_What is expected_.
Make an exact copy of the entries below.

_Recorded information_.
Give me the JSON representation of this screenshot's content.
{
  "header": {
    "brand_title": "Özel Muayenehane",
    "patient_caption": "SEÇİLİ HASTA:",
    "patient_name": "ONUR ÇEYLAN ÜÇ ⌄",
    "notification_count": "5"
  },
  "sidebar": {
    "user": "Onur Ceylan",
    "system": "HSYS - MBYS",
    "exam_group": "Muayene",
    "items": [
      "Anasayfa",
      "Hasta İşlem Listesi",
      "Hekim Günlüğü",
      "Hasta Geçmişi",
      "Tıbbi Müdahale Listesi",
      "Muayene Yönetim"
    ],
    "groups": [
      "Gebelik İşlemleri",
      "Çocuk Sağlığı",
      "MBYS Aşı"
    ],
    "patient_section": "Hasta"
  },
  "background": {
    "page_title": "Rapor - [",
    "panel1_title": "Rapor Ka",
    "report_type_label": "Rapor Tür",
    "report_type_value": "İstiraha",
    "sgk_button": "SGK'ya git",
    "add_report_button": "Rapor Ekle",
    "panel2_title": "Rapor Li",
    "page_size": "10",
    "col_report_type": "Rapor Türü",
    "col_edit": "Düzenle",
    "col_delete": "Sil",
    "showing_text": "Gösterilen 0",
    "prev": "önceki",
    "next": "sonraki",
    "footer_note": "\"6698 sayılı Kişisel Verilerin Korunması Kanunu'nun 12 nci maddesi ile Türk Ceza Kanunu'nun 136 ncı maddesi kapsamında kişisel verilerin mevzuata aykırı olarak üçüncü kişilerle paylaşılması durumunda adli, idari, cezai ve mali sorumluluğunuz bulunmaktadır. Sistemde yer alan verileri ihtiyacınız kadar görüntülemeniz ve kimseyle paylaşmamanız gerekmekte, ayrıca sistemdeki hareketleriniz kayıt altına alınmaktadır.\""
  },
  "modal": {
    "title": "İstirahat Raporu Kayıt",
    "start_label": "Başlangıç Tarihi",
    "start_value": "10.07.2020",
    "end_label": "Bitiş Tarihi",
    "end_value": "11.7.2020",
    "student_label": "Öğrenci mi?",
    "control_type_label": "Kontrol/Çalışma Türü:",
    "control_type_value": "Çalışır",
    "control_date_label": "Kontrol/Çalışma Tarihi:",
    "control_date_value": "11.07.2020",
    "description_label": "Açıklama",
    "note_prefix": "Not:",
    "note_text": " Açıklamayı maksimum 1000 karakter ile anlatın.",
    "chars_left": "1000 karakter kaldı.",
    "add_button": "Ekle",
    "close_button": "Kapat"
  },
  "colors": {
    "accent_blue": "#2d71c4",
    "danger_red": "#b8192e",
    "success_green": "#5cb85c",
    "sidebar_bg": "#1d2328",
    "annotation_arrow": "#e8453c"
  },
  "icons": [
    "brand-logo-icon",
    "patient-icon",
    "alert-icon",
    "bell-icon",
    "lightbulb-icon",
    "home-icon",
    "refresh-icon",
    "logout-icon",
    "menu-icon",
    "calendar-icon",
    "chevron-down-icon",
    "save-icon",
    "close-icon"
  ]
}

_Response_.
Give me the JSON representation of this screenshot's content.
{
  "header": {
    "brand_title": "Özel Muayenehane",
    "patient_caption": "SEÇİLİ HASTA:",
    "patient_name": "ONUR ÇEYLAN ÜÇ ⌄",
    "notification_count": "5"
  },
  "sidebar": {
    "user": "Onur Ceylan",
    "system": "HSYS - MBYS",
    "exam_group": "Muayene",
    "items": [
      "Anasayfa",
      "Hasta İşlem Listesi",
      "Hekim Günlüğü",
      "Hasta Geçmişi",
      "Tıbbi Müdahale Listesi",
      "Muayene Yönetim"
    ],
    "groups": [
      "Gebelik İşlemleri",
      "Çocuk Sağlığı",
      "MBYS Aşı"
    ],
    "patient_section": "Hasta"
  },
  "background": {
    "page_title": "Rapor - [",
    "panel1_title": "Rapor Ka",
    "report_type_label": "Rapor Tür",
    "report_type_value": "İstiraha",
    "sgk_button": "SGK'ya git",
    "add_report_button": "Rapor Ekle",
    "panel2_title": "Rapor Li",
    "page_size": "10",
    "col_report_type": "Rapor Türü",
    "col_edit": "Düzenle",
    "col_delete": "Sil",
    "showing_text": "Gösterilen 0",
    "prev": "önceki",
    "next": "sonraki",
    "footer_note": "\"6698 sayılı Kişisel Verilerin Korunması Kanunu'nun 12 nci maddesi ile Türk Ceza Kanunu'nun 136 ncı maddesi kapsamında kişisel verilerin mevzuata aykırı olarak üçüncü kişilerle paylaşılması durumunda adli, idari, cezai ve mali sorumluluğunuz bulunmaktadır. Sistemde yer alan verileri ihtiyacınız kadar görüntülemeniz ve kimseyle paylaşmamanız gerekmekte, ayrıca sistemdeki hareketleriniz kayıt altına alınmaktadır.\""
  },
  "modal": {
    "title": "İstirahat Raporu Kayıt",
    "start_label": "Başlangıç Tarihi",
    "start_value": "10.07.2020",
    "end_label": "Bitiş Tarihi",
    "end_value": "11.7.2020",
    "student_label": "Öğrenci mi?",
    "control_type_label": "Kontrol/Çalışma Türü:",
    "control_type_value": "Çalışır",
    "control_date_label": "Kontrol/Çalışma Tarihi:",
    "control_date_value": "11.07.2020",
    "description_label": "Açıklama",
    "note_prefix": "Not:",
    "note_text": " Açıklamayı maksimum 1000 karakter ile anlatın.",
    "chars_left": "1000 karakter kaldı.",
    "add_button": "Ekle",
    "close_button": "Kapat"
  },
  "colors": {
    "accent_blue": "#2d71c4",
    "danger_red": "#b8192e",
    "success_green": "#5cb85c",
    "sidebar_bg": "#1d2328",
    "annotation_arrow": "#e8453c"
  },
  "icons": [
    "brand-logo-icon",
    "patient-icon",
    "alert-icon",
    "bell-icon",
    "lightbulb-icon",
    "home-icon",
    "refresh-icon",
    "logout-icon",
    "menu-icon",
    "calendar-icon",
    "chevron-down-icon",
    "save-icon",
    "close-icon"
  ]
}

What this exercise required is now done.